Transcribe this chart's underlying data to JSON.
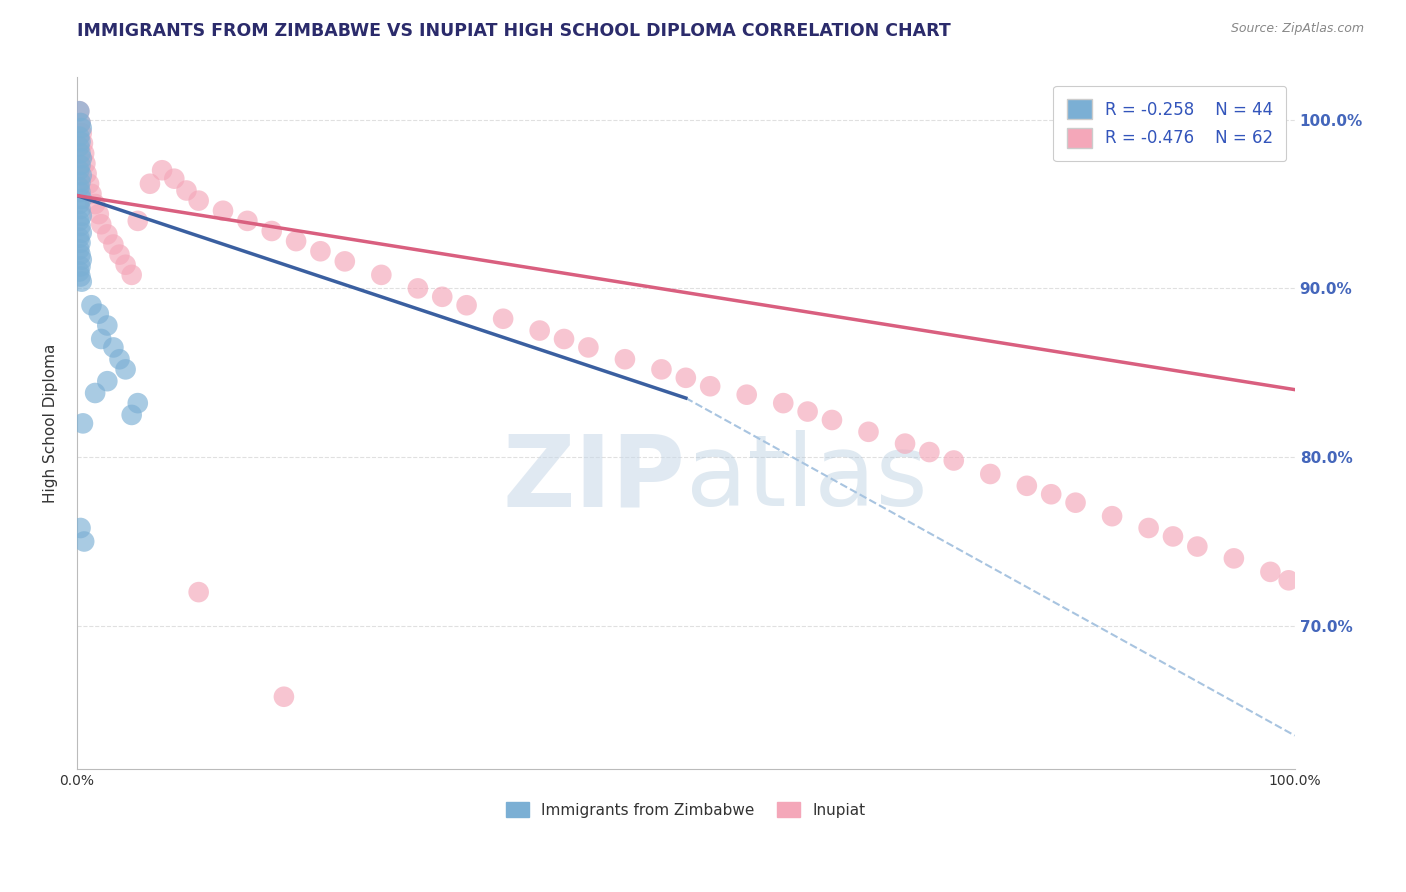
{
  "title": "IMMIGRANTS FROM ZIMBABWE VS INUPIAT HIGH SCHOOL DIPLOMA CORRELATION CHART",
  "source_text": "Source: ZipAtlas.com",
  "ylabel": "High School Diploma",
  "y_tick_labels": [
    "70.0%",
    "80.0%",
    "90.0%",
    "100.0%"
  ],
  "y_tick_values": [
    0.7,
    0.8,
    0.9,
    1.0
  ],
  "x_lim": [
    0.0,
    1.0
  ],
  "y_lim": [
    0.615,
    1.025
  ],
  "legend_r1": "R = -0.258",
  "legend_n1": "N = 44",
  "legend_r2": "R = -0.476",
  "legend_n2": "N = 62",
  "color_blue": "#7BAFD4",
  "color_pink": "#F4A7B9",
  "color_blue_line": "#3A5FA0",
  "color_pink_line": "#D95F7F",
  "color_dashed": "#A8C4E0",
  "watermark_zip": "ZIP",
  "watermark_atlas": "atlas",
  "background_color": "#FFFFFF",
  "grid_color": "#E0E0E0",
  "blue_x": [
    0.002,
    0.003,
    0.004,
    0.002,
    0.003,
    0.002,
    0.003,
    0.004,
    0.003,
    0.002,
    0.004,
    0.003,
    0.002,
    0.003,
    0.004,
    0.002,
    0.003,
    0.004,
    0.002,
    0.003,
    0.004,
    0.002,
    0.003,
    0.002,
    0.003,
    0.004,
    0.003,
    0.002,
    0.003,
    0.004,
    0.012,
    0.018,
    0.025,
    0.02,
    0.03,
    0.035,
    0.04,
    0.025,
    0.015,
    0.05,
    0.045,
    0.005,
    0.003,
    0.006
  ],
  "blue_y": [
    1.005,
    0.998,
    0.995,
    0.99,
    0.987,
    0.984,
    0.98,
    0.977,
    0.973,
    0.97,
    0.967,
    0.963,
    0.96,
    0.957,
    0.953,
    0.95,
    0.947,
    0.943,
    0.94,
    0.937,
    0.933,
    0.93,
    0.927,
    0.923,
    0.92,
    0.917,
    0.913,
    0.91,
    0.907,
    0.904,
    0.89,
    0.885,
    0.878,
    0.87,
    0.865,
    0.858,
    0.852,
    0.845,
    0.838,
    0.832,
    0.825,
    0.82,
    0.758,
    0.75
  ],
  "pink_x": [
    0.002,
    0.003,
    0.004,
    0.005,
    0.006,
    0.007,
    0.008,
    0.01,
    0.012,
    0.015,
    0.018,
    0.02,
    0.025,
    0.03,
    0.035,
    0.04,
    0.045,
    0.05,
    0.06,
    0.07,
    0.08,
    0.09,
    0.1,
    0.12,
    0.14,
    0.16,
    0.18,
    0.2,
    0.22,
    0.25,
    0.28,
    0.3,
    0.32,
    0.35,
    0.38,
    0.4,
    0.42,
    0.45,
    0.48,
    0.5,
    0.52,
    0.55,
    0.58,
    0.6,
    0.62,
    0.65,
    0.68,
    0.7,
    0.72,
    0.75,
    0.78,
    0.8,
    0.82,
    0.85,
    0.88,
    0.9,
    0.92,
    0.95,
    0.98,
    0.995,
    0.1,
    0.17
  ],
  "pink_y": [
    1.005,
    0.998,
    0.992,
    0.986,
    0.98,
    0.974,
    0.968,
    0.962,
    0.956,
    0.95,
    0.944,
    0.938,
    0.932,
    0.926,
    0.92,
    0.914,
    0.908,
    0.94,
    0.962,
    0.97,
    0.965,
    0.958,
    0.952,
    0.946,
    0.94,
    0.934,
    0.928,
    0.922,
    0.916,
    0.908,
    0.9,
    0.895,
    0.89,
    0.882,
    0.875,
    0.87,
    0.865,
    0.858,
    0.852,
    0.847,
    0.842,
    0.837,
    0.832,
    0.827,
    0.822,
    0.815,
    0.808,
    0.803,
    0.798,
    0.79,
    0.783,
    0.778,
    0.773,
    0.765,
    0.758,
    0.753,
    0.747,
    0.74,
    0.732,
    0.727,
    0.72,
    0.658
  ],
  "blue_line_x": [
    0.0,
    0.5
  ],
  "blue_line_y": [
    0.955,
    0.835
  ],
  "pink_line_x": [
    0.0,
    1.0
  ],
  "pink_line_y": [
    0.955,
    0.84
  ],
  "dashed_line_x": [
    0.5,
    1.0
  ],
  "dashed_line_y": [
    0.835,
    0.635
  ]
}
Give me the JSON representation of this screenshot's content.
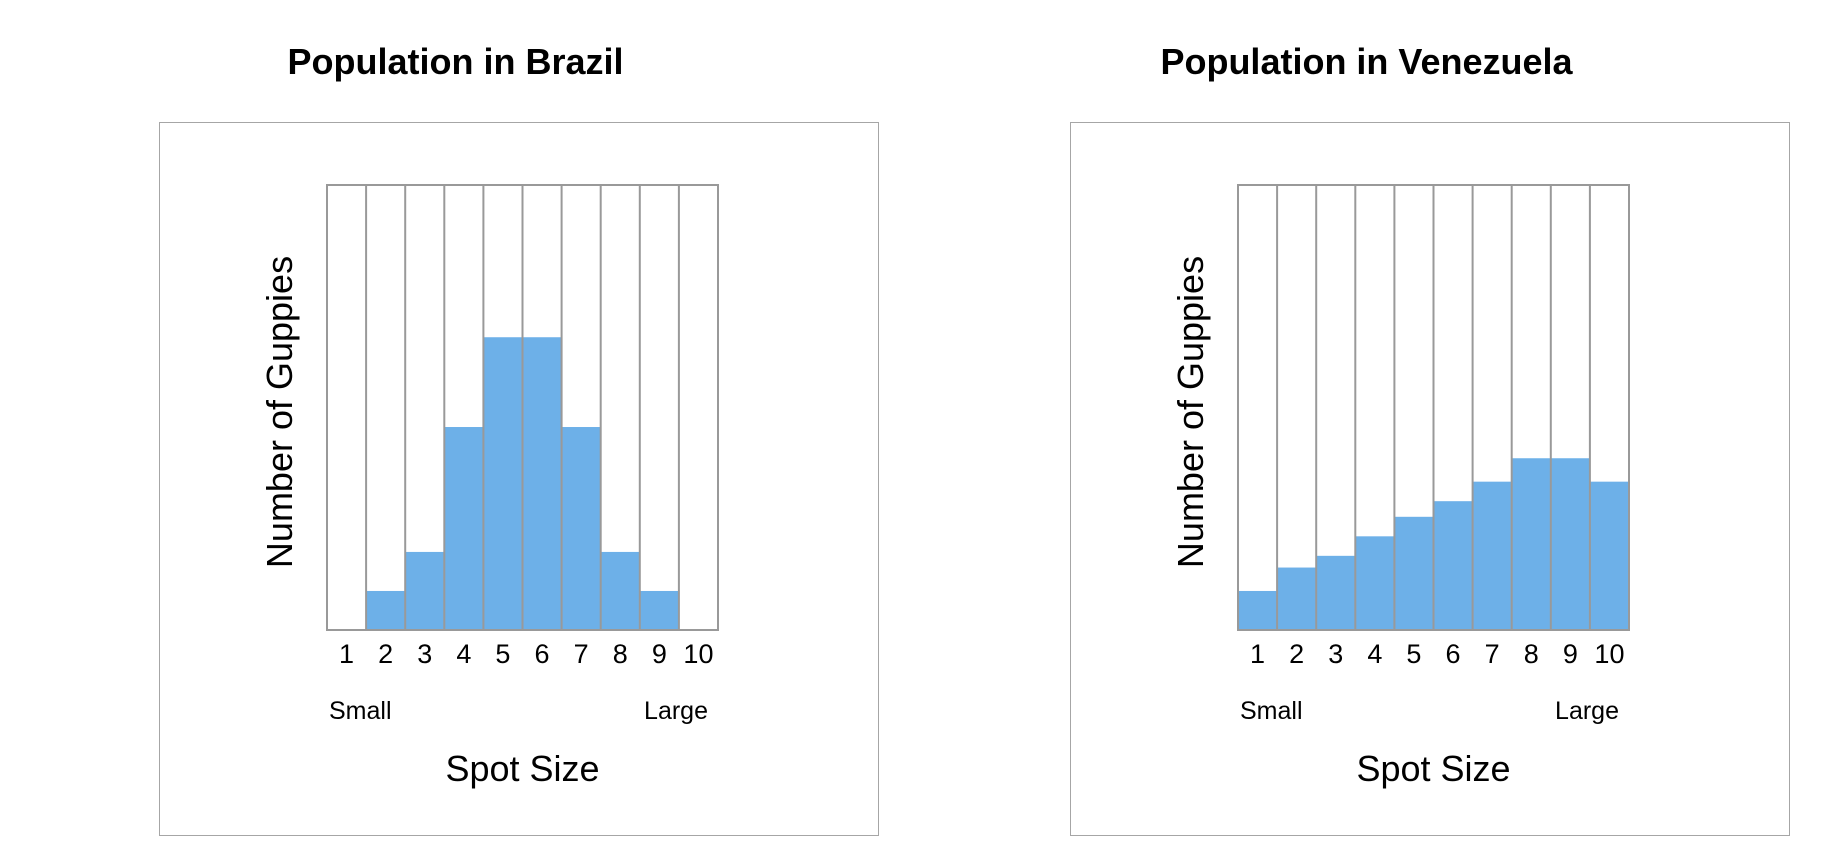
{
  "chart_data": [
    {
      "type": "bar",
      "title": "Population in Brazil",
      "categories": [
        "1",
        "2",
        "3",
        "4",
        "5",
        "6",
        "7",
        "8",
        "9",
        "10"
      ],
      "values": [
        0,
        1,
        2,
        5.2,
        7.5,
        7.5,
        5.2,
        2,
        1,
        0
      ],
      "ylim": [
        0,
        11.4
      ],
      "xlabel": "Spot Size",
      "ylabel": "Number of Guppies",
      "x_end_labels": {
        "low": "Small",
        "high": "Large"
      },
      "colors": {
        "bar": "#6db0e8",
        "grid": "#999999"
      }
    },
    {
      "type": "bar",
      "title": "Population in Venezuela",
      "categories": [
        "1",
        "2",
        "3",
        "4",
        "5",
        "6",
        "7",
        "8",
        "9",
        "10"
      ],
      "values": [
        1,
        1.6,
        1.9,
        2.4,
        2.9,
        3.3,
        3.8,
        4.4,
        4.4,
        3.8
      ],
      "ylim": [
        0,
        11.4
      ],
      "xlabel": "Spot Size",
      "ylabel": "Number of Guppies",
      "x_end_labels": {
        "low": "Small",
        "high": "Large"
      },
      "colors": {
        "bar": "#6db0e8",
        "grid": "#999999"
      }
    }
  ]
}
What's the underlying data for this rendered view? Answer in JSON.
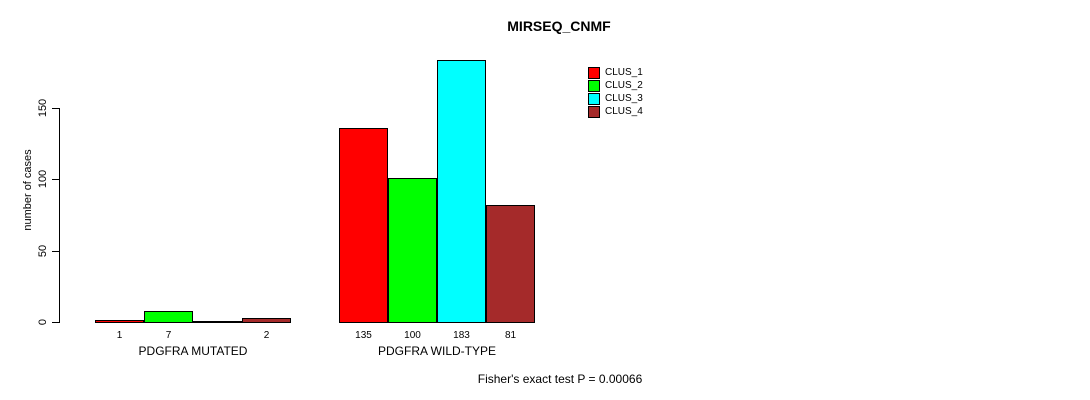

------------------------------------------------------------

From the material above, write out exactly the lines from the line with "Give me the" through the closing line, inclusive, and no pictures.

**Exercise solution**
Give me the JSON representation of this screenshot's content.
{
  "chart_data": [
    {
      "type": "bar",
      "title": "Population in Brazil",
      "categories": [
        "1",
        "2",
        "3",
        "4",
        "5",
        "6",
        "7",
        "8",
        "9",
        "10"
      ],
      "values": [
        0,
        1,
        2,
        5.2,
        7.5,
        7.5,
        5.2,
        2,
        1,
        0
      ],
      "ylim": [
        0,
        11.4
      ],
      "xlabel": "Spot Size",
      "ylabel": "Number of Guppies",
      "x_end_labels": {
        "low": "Small",
        "high": "Large"
      },
      "colors": {
        "bar": "#6db0e8",
        "grid": "#999999"
      }
    },
    {
      "type": "bar",
      "title": "Population in Venezuela",
      "categories": [
        "1",
        "2",
        "3",
        "4",
        "5",
        "6",
        "7",
        "8",
        "9",
        "10"
      ],
      "values": [
        1,
        1.6,
        1.9,
        2.4,
        2.9,
        3.3,
        3.8,
        4.4,
        4.4,
        3.8
      ],
      "ylim": [
        0,
        11.4
      ],
      "xlabel": "Spot Size",
      "ylabel": "Number of Guppies",
      "x_end_labels": {
        "low": "Small",
        "high": "Large"
      },
      "colors": {
        "bar": "#6db0e8",
        "grid": "#999999"
      }
    }
  ]
}
What's the underlying data for this rendered view? Answer in JSON.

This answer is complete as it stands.